Problem description: Extract every line that includes the string "事業法人".

[Raw records]
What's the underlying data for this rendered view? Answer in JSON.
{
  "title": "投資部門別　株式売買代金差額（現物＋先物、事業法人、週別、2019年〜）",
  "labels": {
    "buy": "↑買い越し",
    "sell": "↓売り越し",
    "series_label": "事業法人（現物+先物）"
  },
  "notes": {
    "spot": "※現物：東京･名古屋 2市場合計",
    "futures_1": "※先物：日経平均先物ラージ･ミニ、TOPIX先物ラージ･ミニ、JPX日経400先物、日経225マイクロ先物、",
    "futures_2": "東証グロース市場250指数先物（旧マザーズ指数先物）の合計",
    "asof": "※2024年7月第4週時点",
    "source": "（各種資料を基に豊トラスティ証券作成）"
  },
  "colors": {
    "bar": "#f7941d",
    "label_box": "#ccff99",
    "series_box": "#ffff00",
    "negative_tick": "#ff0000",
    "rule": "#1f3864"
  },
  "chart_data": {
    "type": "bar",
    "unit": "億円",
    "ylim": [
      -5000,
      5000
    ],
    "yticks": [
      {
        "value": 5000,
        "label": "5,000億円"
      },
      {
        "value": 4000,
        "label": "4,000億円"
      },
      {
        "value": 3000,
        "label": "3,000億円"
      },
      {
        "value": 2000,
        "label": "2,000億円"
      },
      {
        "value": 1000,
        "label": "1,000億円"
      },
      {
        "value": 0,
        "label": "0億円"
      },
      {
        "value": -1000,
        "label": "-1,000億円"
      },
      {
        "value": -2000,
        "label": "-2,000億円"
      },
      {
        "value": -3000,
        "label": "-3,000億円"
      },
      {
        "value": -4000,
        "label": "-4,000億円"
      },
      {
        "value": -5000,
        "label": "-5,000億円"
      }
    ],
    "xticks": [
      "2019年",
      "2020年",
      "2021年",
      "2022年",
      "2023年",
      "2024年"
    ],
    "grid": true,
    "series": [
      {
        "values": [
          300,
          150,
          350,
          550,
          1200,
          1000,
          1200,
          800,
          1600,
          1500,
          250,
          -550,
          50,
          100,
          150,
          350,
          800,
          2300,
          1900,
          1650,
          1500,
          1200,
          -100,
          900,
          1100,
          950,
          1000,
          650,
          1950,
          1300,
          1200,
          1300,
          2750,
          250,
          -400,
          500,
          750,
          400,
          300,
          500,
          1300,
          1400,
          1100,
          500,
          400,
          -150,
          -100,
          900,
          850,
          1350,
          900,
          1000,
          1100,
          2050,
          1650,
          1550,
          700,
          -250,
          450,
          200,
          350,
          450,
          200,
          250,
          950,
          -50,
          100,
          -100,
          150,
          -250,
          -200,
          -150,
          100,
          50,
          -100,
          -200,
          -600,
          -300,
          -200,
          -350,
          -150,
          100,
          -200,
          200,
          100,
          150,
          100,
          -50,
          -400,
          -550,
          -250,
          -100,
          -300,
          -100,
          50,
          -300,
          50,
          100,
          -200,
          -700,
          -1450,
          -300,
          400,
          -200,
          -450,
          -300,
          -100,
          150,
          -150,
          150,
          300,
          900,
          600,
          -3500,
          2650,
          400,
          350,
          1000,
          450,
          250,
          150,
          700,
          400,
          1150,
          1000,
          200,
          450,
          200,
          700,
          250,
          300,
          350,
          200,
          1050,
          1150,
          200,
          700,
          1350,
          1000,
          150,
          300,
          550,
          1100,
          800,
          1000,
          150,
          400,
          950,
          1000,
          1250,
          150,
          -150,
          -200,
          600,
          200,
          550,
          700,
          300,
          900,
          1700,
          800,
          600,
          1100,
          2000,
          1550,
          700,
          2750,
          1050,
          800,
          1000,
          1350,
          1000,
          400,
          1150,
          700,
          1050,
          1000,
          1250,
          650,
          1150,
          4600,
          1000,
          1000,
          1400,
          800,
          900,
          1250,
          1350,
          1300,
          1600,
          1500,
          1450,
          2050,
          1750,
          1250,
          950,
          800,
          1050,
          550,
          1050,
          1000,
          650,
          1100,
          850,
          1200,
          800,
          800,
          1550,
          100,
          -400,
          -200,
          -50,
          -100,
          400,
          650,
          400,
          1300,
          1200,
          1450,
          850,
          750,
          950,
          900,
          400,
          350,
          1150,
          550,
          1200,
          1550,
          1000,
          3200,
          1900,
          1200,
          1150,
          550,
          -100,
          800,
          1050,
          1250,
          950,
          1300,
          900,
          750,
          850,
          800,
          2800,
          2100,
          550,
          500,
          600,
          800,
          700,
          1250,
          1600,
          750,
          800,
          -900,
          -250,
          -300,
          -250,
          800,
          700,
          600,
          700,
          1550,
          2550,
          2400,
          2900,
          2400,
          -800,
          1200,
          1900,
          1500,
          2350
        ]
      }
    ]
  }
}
* * *
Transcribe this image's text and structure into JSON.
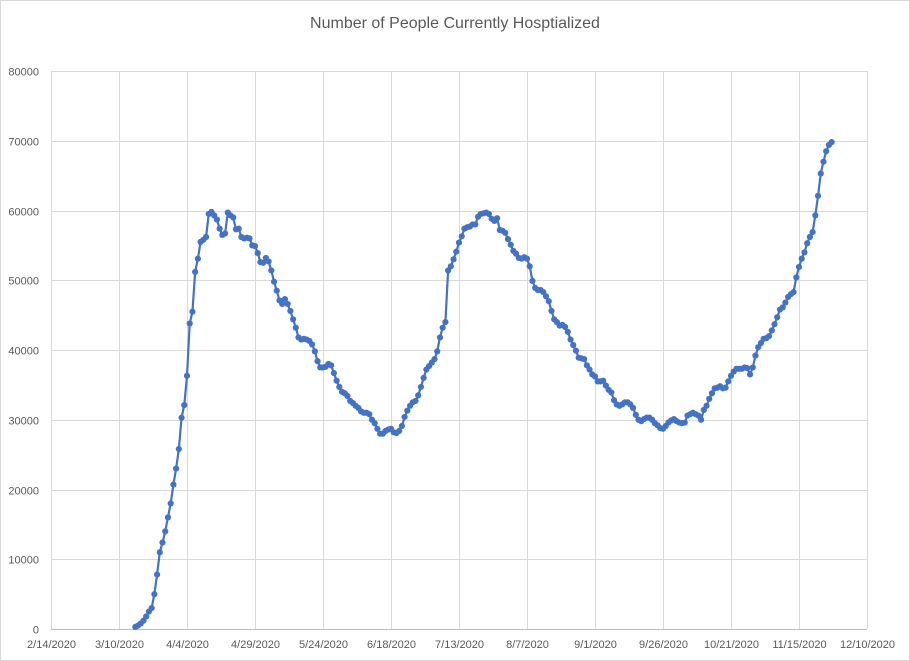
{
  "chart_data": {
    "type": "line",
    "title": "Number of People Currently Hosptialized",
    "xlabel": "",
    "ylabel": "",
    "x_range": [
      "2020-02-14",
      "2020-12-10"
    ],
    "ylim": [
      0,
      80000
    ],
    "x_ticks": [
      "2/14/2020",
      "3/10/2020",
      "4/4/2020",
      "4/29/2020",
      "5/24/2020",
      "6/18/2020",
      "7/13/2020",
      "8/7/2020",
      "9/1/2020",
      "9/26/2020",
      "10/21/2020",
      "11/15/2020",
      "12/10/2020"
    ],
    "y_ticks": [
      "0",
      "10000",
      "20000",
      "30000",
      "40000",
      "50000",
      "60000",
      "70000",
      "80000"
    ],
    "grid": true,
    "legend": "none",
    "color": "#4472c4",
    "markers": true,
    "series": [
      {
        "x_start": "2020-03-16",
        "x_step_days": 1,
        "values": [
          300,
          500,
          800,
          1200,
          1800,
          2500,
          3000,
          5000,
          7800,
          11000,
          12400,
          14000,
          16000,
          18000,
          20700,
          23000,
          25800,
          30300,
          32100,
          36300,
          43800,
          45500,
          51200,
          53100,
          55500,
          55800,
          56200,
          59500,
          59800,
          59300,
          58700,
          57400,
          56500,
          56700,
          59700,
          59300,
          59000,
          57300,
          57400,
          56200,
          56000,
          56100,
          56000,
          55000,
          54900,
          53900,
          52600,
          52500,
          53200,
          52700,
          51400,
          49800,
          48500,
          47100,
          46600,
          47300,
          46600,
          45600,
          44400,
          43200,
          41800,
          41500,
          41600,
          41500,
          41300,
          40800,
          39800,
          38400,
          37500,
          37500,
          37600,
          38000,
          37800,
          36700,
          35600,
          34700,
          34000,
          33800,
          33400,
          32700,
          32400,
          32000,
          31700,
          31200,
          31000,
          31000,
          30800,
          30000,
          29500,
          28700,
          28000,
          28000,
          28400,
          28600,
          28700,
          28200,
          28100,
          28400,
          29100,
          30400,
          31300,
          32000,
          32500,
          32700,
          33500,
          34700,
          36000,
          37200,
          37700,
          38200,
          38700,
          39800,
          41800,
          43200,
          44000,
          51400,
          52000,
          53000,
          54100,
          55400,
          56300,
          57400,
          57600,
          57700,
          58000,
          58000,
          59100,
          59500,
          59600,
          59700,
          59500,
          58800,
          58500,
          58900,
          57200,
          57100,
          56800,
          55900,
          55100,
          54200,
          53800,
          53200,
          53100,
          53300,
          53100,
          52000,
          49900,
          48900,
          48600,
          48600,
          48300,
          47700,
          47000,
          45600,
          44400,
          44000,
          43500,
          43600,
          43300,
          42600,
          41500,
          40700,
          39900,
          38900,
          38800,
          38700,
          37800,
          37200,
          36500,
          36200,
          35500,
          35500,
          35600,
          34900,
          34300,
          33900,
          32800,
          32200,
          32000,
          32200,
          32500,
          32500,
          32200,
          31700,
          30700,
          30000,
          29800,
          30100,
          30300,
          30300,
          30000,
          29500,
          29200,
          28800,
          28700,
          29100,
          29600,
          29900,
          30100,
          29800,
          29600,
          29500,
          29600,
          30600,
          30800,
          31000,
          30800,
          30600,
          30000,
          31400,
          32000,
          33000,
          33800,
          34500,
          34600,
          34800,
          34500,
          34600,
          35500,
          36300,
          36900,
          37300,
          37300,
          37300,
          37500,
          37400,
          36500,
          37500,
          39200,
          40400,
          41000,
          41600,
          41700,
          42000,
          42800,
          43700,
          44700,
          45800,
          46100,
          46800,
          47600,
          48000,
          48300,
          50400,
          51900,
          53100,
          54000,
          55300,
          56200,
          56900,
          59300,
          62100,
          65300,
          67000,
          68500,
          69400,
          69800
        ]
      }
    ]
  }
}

Written response:
  "title": "投資部門別　株式売買代金差額（現物＋先物、事業法人、週別、2019年〜）",
    "series_label": "事業法人（現物+先物）"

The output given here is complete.